- WHAT TO PRODUCE
Reproduce each line that includes the word "Ocupados".

□ □ □ □ □ □ □

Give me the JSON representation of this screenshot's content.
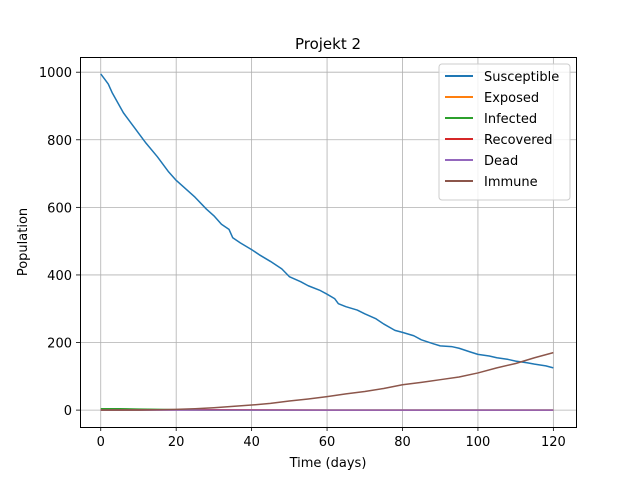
{
  "chart_data": {
    "type": "line",
    "title": "Projekt 2",
    "xlabel": "Time (days)",
    "ylabel": "Population",
    "xlim": [
      -5.5,
      126
    ],
    "ylim": [
      -50,
      1045
    ],
    "xticks": [
      0,
      20,
      40,
      60,
      80,
      100,
      120
    ],
    "yticks": [
      0,
      200,
      400,
      600,
      800,
      1000
    ],
    "grid": true,
    "legend_position": "top-right",
    "series": [
      {
        "name": "Susceptible",
        "color": "#1f77b4",
        "x": [
          0,
          1,
          2,
          3,
          5,
          6,
          8,
          10,
          12,
          15,
          18,
          20,
          23,
          25,
          28,
          30,
          32,
          34,
          35,
          37,
          40,
          42,
          45,
          48,
          50,
          53,
          55,
          58,
          60,
          62,
          63,
          65,
          68,
          70,
          73,
          75,
          78,
          80,
          83,
          85,
          88,
          90,
          93,
          95,
          98,
          100,
          103,
          105,
          108,
          110,
          113,
          115,
          118,
          120
        ],
        "y": [
          995,
          980,
          965,
          940,
          900,
          880,
          850,
          820,
          790,
          750,
          705,
          680,
          650,
          630,
          595,
          575,
          550,
          535,
          510,
          495,
          475,
          460,
          440,
          418,
          395,
          380,
          368,
          355,
          343,
          330,
          315,
          306,
          296,
          285,
          270,
          255,
          236,
          230,
          220,
          208,
          197,
          190,
          188,
          183,
          172,
          165,
          160,
          155,
          150,
          145,
          140,
          136,
          131,
          125
        ]
      },
      {
        "name": "Exposed",
        "color": "#ff7f0e",
        "x": [
          0,
          5,
          10,
          15,
          20,
          30,
          120
        ],
        "y": [
          3,
          3,
          2,
          1,
          1,
          0,
          0
        ]
      },
      {
        "name": "Infected",
        "color": "#2ca02c",
        "x": [
          0,
          5,
          10,
          15,
          20,
          30,
          120
        ],
        "y": [
          4,
          4,
          3,
          2,
          1,
          0,
          0
        ]
      },
      {
        "name": "Recovered",
        "color": "#d62728",
        "x": [
          0,
          30,
          60,
          120
        ],
        "y": [
          0,
          1,
          0,
          0
        ]
      },
      {
        "name": "Dead",
        "color": "#9467bd",
        "x": [
          0,
          60,
          100,
          120
        ],
        "y": [
          0,
          0,
          0,
          0
        ]
      },
      {
        "name": "Immune",
        "color": "#8c564b",
        "x": [
          0,
          10,
          15,
          20,
          25,
          30,
          35,
          40,
          45,
          50,
          55,
          60,
          65,
          70,
          75,
          80,
          85,
          90,
          95,
          100,
          105,
          110,
          115,
          120
        ],
        "y": [
          0,
          0,
          1,
          2,
          4,
          7,
          11,
          15,
          20,
          27,
          33,
          40,
          48,
          55,
          64,
          75,
          82,
          90,
          98,
          110,
          125,
          138,
          155,
          170
        ]
      }
    ]
  }
}
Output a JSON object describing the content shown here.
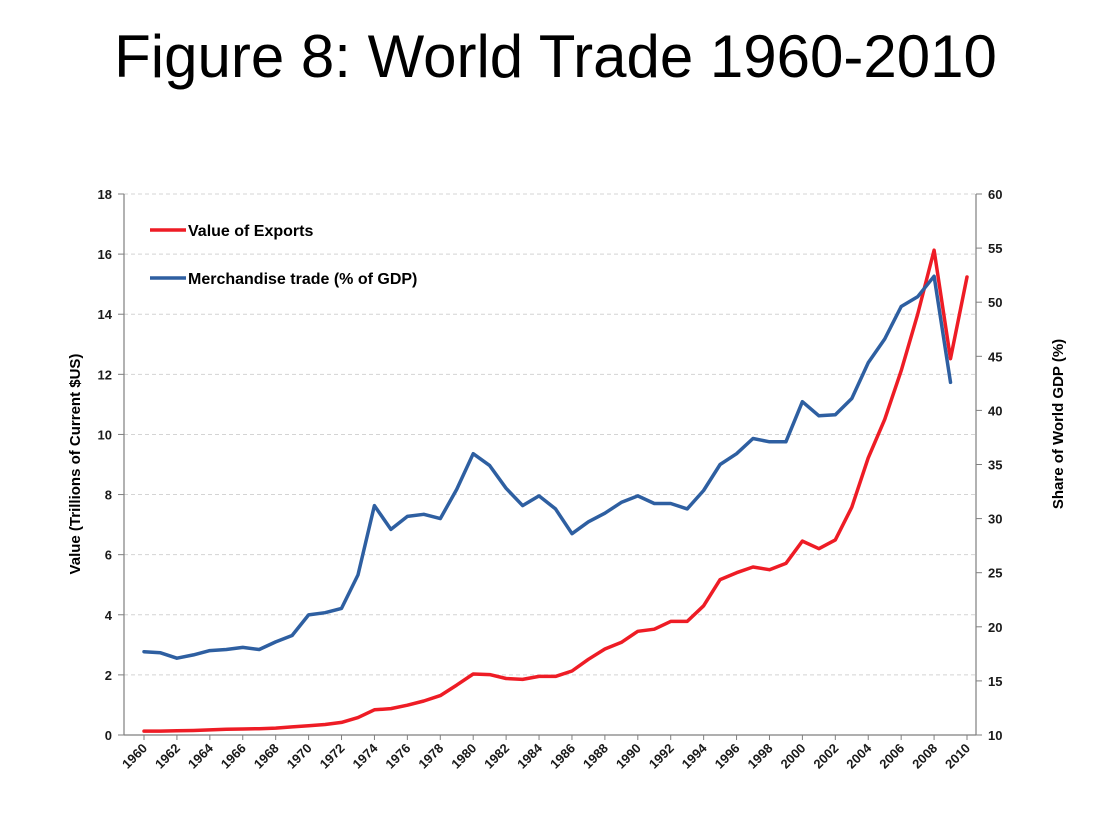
{
  "slide": {
    "title": "Figure 8: World Trade 1960-2010"
  },
  "chart_data": {
    "type": "line",
    "y_axis_left": {
      "label": "Value (Trillions of Current $US)",
      "range": [
        0,
        18
      ],
      "ticks": [
        0,
        2,
        4,
        6,
        8,
        10,
        12,
        14,
        16,
        18
      ]
    },
    "y_axis_right": {
      "label": "Share of World GDP (%)",
      "range": [
        10,
        60
      ],
      "ticks": [
        10,
        15,
        20,
        25,
        30,
        35,
        40,
        45,
        50,
        55,
        60
      ]
    },
    "x_axis": {
      "label": "",
      "range": [
        1960,
        2010
      ],
      "tick_labels": [
        "1960",
        "1962",
        "1964",
        "1966",
        "1968",
        "1970",
        "1972",
        "1974",
        "1976",
        "1978",
        "1980",
        "1982",
        "1984",
        "1986",
        "1988",
        "1990",
        "1992",
        "1994",
        "1996",
        "1998",
        "2000",
        "2002",
        "2004",
        "2006",
        "2008",
        "2010"
      ]
    },
    "grid": "horizontal dashed",
    "legend_position": "top-left",
    "series": [
      {
        "name": "Value of Exports",
        "axis": "left",
        "color": "#ee1c25",
        "x": [
          1960,
          1961,
          1962,
          1963,
          1964,
          1965,
          1966,
          1967,
          1968,
          1969,
          1970,
          1971,
          1972,
          1973,
          1974,
          1975,
          1976,
          1977,
          1978,
          1979,
          1980,
          1981,
          1982,
          1983,
          1984,
          1985,
          1986,
          1987,
          1988,
          1989,
          1990,
          1991,
          1992,
          1993,
          1994,
          1995,
          1996,
          1997,
          1998,
          1999,
          2000,
          2001,
          2002,
          2003,
          2004,
          2005,
          2006,
          2007,
          2008,
          2009,
          2010
        ],
        "values": [
          0.13,
          0.13,
          0.14,
          0.15,
          0.17,
          0.19,
          0.2,
          0.21,
          0.23,
          0.27,
          0.31,
          0.35,
          0.42,
          0.58,
          0.84,
          0.88,
          0.99,
          1.13,
          1.31,
          1.66,
          2.03,
          2.01,
          1.88,
          1.85,
          1.95,
          1.95,
          2.13,
          2.52,
          2.86,
          3.08,
          3.45,
          3.52,
          3.78,
          3.78,
          4.3,
          5.17,
          5.4,
          5.59,
          5.5,
          5.71,
          6.45,
          6.2,
          6.49,
          7.58,
          9.22,
          10.5,
          12.12,
          13.99,
          16.13,
          12.52,
          15.24
        ]
      },
      {
        "name": "Merchandise trade (% of GDP)",
        "axis": "right",
        "color": "#2e5fa1",
        "x": [
          1960,
          1961,
          1962,
          1963,
          1964,
          1965,
          1966,
          1967,
          1968,
          1969,
          1970,
          1971,
          1972,
          1973,
          1974,
          1975,
          1976,
          1977,
          1978,
          1979,
          1980,
          1981,
          1982,
          1983,
          1984,
          1985,
          1986,
          1987,
          1988,
          1989,
          1990,
          1991,
          1992,
          1993,
          1994,
          1995,
          1996,
          1997,
          1998,
          1999,
          2000,
          2001,
          2002,
          2003,
          2004,
          2005,
          2006,
          2007,
          2008,
          2009
        ],
        "values": [
          17.7,
          17.6,
          17.1,
          17.4,
          17.8,
          17.9,
          18.1,
          17.9,
          18.6,
          19.2,
          21.1,
          21.3,
          21.7,
          24.8,
          31.2,
          29.0,
          30.2,
          30.4,
          30.0,
          32.7,
          36.0,
          34.9,
          32.8,
          31.2,
          32.1,
          30.9,
          28.6,
          29.7,
          30.5,
          31.5,
          32.1,
          31.4,
          31.4,
          30.9,
          32.6,
          35.0,
          36.0,
          37.4,
          37.1,
          37.1,
          40.8,
          39.5,
          39.6,
          41.1,
          44.4,
          46.6,
          49.6,
          50.5,
          52.4,
          42.6
        ]
      }
    ]
  }
}
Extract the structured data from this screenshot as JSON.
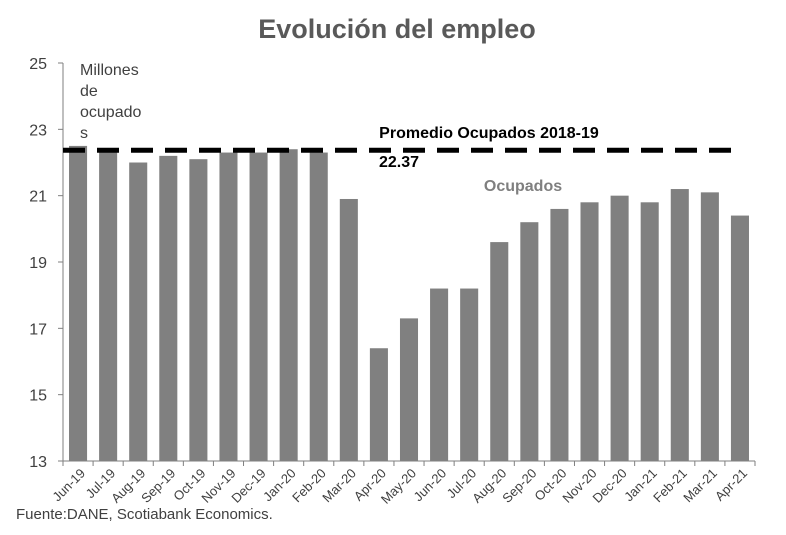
{
  "chart_data": {
    "type": "bar",
    "title": "Evolución del empleo",
    "unit_label_lines": [
      "Millones",
      "de",
      "ocupado",
      "s"
    ],
    "categories": [
      "Jun-19",
      "Jul-19",
      "Aug-19",
      "Sep-19",
      "Oct-19",
      "Nov-19",
      "Dec-19",
      "Jan-20",
      "Feb-20",
      "Mar-20",
      "Apr-20",
      "May-20",
      "Jun-20",
      "Jul-20",
      "Aug-20",
      "Sep-20",
      "Oct-20",
      "Nov-20",
      "Dec-20",
      "Jan-21",
      "Feb-21",
      "Mar-21",
      "Apr-21"
    ],
    "series": [
      {
        "name": "Ocupados",
        "values": [
          22.5,
          22.4,
          22.0,
          22.2,
          22.1,
          22.3,
          22.3,
          22.4,
          22.3,
          20.9,
          16.4,
          17.3,
          18.2,
          18.2,
          19.6,
          20.2,
          20.6,
          20.8,
          21.0,
          20.8,
          21.2,
          21.1,
          20.4
        ]
      }
    ],
    "reference_line": {
      "label": "Promedio Ocupados 2018-19",
      "value": 22.37,
      "value_label": "22.37"
    },
    "ylim": [
      13,
      25
    ],
    "yticks": [
      13,
      15,
      17,
      19,
      21,
      23,
      25
    ],
    "xlabel": "",
    "ylabel": "",
    "grid": false,
    "legend": "none",
    "bar_color": "#808080",
    "reference_line_color": "#000000"
  },
  "source": "Fuente:DANE, Scotiabank Economics."
}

□ □ □ □ □ □ □

- CORRECT ANSWER
        "name": "Ocupados",
      "label": "Promedio Ocupados 2018-19",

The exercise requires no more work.